[Dataset rows]
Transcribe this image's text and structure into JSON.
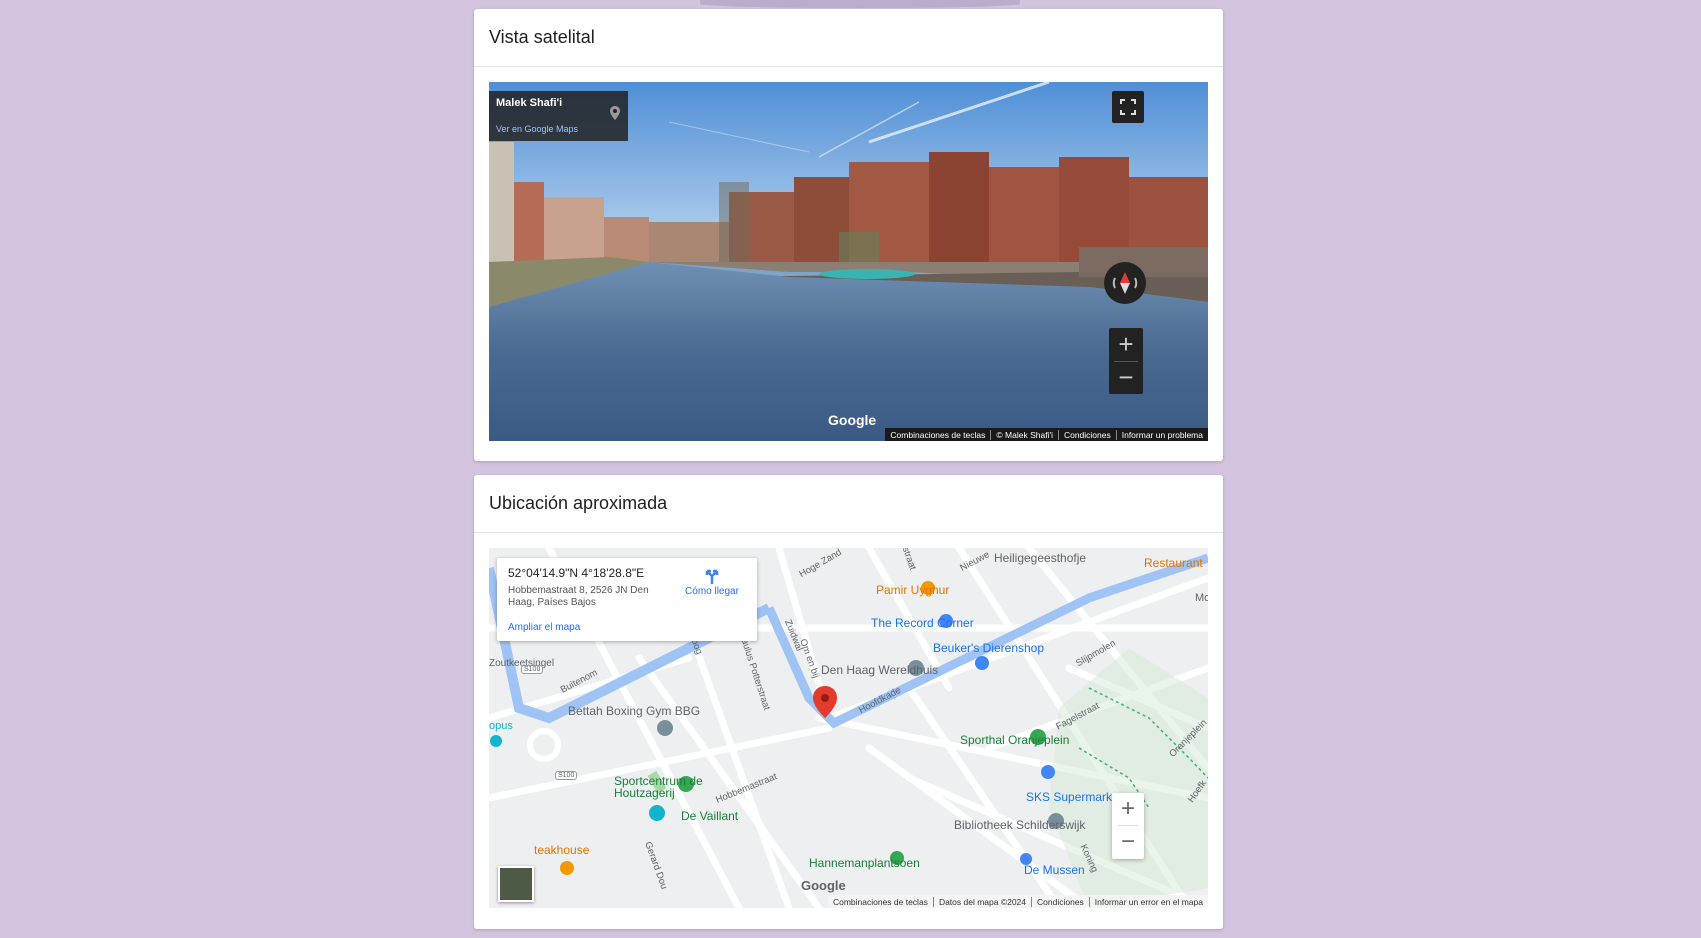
{
  "satellite_card": {
    "title": "Vista satelital",
    "streetview": {
      "author": "Malek Shafi'i",
      "open_link": "Ver en Google Maps",
      "google_logo": "Google",
      "footer": [
        "Combinaciones de teclas",
        "© Malek Shafi'i",
        "Condiciones",
        "Informar un problema"
      ]
    }
  },
  "location_card": {
    "title": "Ubicación aproximada",
    "info": {
      "coords": "52°04'14.9\"N 4°18'28.8\"E",
      "address": "Hobbemastraat 8, 2526 JN Den Haag, Países Bajos",
      "directions": "Cómo llegar",
      "enlarge": "Ampliar el mapa"
    },
    "pois": [
      "Heiligegeesthofje",
      "Restaurant",
      "Pamir Uyghur",
      "The Record Corner",
      "Beuker's Dierenshop",
      "Den Haag Wereldhuis",
      "Bettah Boxing Gym BBG",
      "Sporthal Oranjeplein",
      "Sportcentrum de Houtzagerij",
      "De Vaillant",
      "SKS Supermarkt",
      "Bibliotheek Schilderswijk",
      "teakhouse",
      "Hannemanplantsoen",
      "De Mussen",
      "Zoutkeetsingel",
      "opus",
      "Mo"
    ],
    "streets": [
      "Hoge Zand",
      "Nieuwe",
      "Zuidwal",
      "Om en bij",
      "Buitenom",
      "Paulus Potterstraat",
      "Hoofdkade",
      "Slijpmolen",
      "Fagelstraat",
      "Oranjeplein",
      "Hobbemastraat",
      "Gerard Dou",
      "Koning",
      "Hoefk",
      "S100",
      "S100",
      "Hoog",
      "straat"
    ],
    "google_logo": "Google",
    "footer": [
      "Combinaciones de teclas",
      "Datos del mapa ©2024",
      "Condiciones",
      "Informar un error en el mapa"
    ]
  }
}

● **Given request**
Copy out every line of the data that includes "Oranjeplein".

● **Finished answer**
      "Sporthal Oranjeplein",
      "Oranjeplein",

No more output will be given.